PROVIDED RECORDS START
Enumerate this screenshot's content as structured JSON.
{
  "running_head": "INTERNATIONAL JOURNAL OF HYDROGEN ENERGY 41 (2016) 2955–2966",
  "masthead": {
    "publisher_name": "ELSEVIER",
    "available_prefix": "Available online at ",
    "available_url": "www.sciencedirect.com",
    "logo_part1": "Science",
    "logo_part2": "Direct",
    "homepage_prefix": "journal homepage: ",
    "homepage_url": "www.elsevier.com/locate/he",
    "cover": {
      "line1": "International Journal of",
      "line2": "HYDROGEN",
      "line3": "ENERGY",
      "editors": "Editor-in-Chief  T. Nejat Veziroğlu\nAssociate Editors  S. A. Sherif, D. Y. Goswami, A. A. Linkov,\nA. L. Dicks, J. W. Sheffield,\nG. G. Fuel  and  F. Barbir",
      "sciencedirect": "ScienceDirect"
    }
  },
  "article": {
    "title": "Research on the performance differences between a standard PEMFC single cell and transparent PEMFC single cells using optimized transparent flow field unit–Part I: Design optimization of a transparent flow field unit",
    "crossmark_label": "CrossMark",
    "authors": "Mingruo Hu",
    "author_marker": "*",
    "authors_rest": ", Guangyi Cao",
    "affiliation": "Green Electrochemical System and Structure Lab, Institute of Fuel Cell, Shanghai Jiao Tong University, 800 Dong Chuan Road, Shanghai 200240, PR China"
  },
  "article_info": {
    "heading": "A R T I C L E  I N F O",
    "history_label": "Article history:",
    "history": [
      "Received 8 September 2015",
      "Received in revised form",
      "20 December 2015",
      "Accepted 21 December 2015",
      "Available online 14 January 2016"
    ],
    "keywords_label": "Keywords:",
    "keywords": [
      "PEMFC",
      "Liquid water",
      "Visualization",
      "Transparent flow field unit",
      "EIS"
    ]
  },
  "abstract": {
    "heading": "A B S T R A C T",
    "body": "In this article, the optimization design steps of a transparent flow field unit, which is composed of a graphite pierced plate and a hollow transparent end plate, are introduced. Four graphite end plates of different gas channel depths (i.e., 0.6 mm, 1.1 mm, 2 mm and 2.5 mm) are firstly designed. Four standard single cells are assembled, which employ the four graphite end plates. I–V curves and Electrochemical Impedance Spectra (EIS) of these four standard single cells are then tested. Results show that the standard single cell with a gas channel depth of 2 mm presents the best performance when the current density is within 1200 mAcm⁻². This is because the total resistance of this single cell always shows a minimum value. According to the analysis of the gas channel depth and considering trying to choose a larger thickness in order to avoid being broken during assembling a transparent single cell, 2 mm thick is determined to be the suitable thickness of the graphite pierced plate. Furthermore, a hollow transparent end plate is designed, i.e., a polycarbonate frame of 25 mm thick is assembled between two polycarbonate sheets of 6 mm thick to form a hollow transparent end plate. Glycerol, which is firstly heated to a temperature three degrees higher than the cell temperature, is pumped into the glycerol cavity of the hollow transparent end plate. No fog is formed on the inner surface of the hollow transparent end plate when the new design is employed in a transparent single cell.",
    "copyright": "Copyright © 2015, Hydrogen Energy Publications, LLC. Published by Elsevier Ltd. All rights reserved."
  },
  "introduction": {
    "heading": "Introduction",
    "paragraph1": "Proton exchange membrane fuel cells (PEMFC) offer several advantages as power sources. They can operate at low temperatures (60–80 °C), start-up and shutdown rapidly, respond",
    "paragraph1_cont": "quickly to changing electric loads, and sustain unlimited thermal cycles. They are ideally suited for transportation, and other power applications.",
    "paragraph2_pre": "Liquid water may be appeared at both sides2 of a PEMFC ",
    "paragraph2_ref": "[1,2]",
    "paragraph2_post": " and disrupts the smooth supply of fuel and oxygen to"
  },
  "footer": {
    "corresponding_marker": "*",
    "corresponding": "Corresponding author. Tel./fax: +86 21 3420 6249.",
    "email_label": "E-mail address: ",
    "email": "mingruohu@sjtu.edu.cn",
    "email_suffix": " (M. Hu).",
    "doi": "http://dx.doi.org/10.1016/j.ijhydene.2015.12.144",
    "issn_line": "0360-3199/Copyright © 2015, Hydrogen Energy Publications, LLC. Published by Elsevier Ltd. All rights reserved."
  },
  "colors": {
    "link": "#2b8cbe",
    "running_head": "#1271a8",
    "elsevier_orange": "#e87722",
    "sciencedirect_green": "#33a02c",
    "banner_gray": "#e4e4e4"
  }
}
PROVIDED RECORDS END
» **BRIEF**:
Once you have found every line in the listing that holds the string "history", copy each of them.

» **YOUR RESPONSE**:
    "history_label": "Article history:",
    "history": [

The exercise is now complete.